• Exercise task:
Repeat the records below exactly.
[Begin Data supplied]
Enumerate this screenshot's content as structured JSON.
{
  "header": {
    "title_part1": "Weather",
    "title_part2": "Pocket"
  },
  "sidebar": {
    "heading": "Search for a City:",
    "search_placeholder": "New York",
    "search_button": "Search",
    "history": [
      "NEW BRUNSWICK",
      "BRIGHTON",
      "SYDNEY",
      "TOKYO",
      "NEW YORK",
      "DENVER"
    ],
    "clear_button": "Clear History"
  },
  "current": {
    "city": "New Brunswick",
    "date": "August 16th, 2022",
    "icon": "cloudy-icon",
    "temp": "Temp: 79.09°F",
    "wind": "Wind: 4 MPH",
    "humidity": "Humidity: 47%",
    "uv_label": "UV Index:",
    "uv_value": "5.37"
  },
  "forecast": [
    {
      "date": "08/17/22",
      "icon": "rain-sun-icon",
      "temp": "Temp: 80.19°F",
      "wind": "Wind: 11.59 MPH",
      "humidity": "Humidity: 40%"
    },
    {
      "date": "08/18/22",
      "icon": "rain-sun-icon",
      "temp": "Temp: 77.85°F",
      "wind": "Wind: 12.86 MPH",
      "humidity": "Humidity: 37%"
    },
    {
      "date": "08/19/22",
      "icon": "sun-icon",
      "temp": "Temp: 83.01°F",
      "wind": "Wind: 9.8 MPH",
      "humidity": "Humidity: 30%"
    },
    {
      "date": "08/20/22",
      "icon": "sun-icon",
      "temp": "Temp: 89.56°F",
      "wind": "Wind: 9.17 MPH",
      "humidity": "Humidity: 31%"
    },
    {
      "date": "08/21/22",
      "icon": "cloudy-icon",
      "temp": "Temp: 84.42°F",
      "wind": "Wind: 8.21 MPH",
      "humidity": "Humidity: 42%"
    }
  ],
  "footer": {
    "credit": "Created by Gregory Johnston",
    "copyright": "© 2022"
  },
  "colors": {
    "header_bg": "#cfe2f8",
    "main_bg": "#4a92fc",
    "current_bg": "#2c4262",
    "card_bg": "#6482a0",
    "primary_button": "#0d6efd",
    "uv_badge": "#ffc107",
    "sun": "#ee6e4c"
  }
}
[End Data supplied]
• Result of this task:
Enumerate this screenshot's content as structured JSON.
{
  "header": {
    "title_part1": "Weather",
    "title_part2": "Pocket"
  },
  "sidebar": {
    "heading": "Search for a City:",
    "search_placeholder": "New York",
    "search_button": "Search",
    "history": [
      "NEW BRUNSWICK",
      "BRIGHTON",
      "SYDNEY",
      "TOKYO",
      "NEW YORK",
      "DENVER"
    ],
    "clear_button": "Clear History"
  },
  "current": {
    "city": "New Brunswick",
    "date": "August 16th, 2022",
    "icon": "cloudy-icon",
    "temp": "Temp: 79.09°F",
    "wind": "Wind: 4 MPH",
    "humidity": "Humidity: 47%",
    "uv_label": "UV Index:",
    "uv_value": "5.37"
  },
  "forecast": [
    {
      "date": "08/17/22",
      "icon": "rain-sun-icon",
      "temp": "Temp: 80.19°F",
      "wind": "Wind: 11.59 MPH",
      "humidity": "Humidity: 40%"
    },
    {
      "date": "08/18/22",
      "icon": "rain-sun-icon",
      "temp": "Temp: 77.85°F",
      "wind": "Wind: 12.86 MPH",
      "humidity": "Humidity: 37%"
    },
    {
      "date": "08/19/22",
      "icon": "sun-icon",
      "temp": "Temp: 83.01°F",
      "wind": "Wind: 9.8 MPH",
      "humidity": "Humidity: 30%"
    },
    {
      "date": "08/20/22",
      "icon": "sun-icon",
      "temp": "Temp: 89.56°F",
      "wind": "Wind: 9.17 MPH",
      "humidity": "Humidity: 31%"
    },
    {
      "date": "08/21/22",
      "icon": "cloudy-icon",
      "temp": "Temp: 84.42°F",
      "wind": "Wind: 8.21 MPH",
      "humidity": "Humidity: 42%"
    }
  ],
  "footer": {
    "credit": "Created by Gregory Johnston",
    "copyright": "© 2022"
  },
  "colors": {
    "header_bg": "#cfe2f8",
    "main_bg": "#4a92fc",
    "current_bg": "#2c4262",
    "card_bg": "#6482a0",
    "primary_button": "#0d6efd",
    "uv_badge": "#ffc107",
    "sun": "#ee6e4c"
  }
}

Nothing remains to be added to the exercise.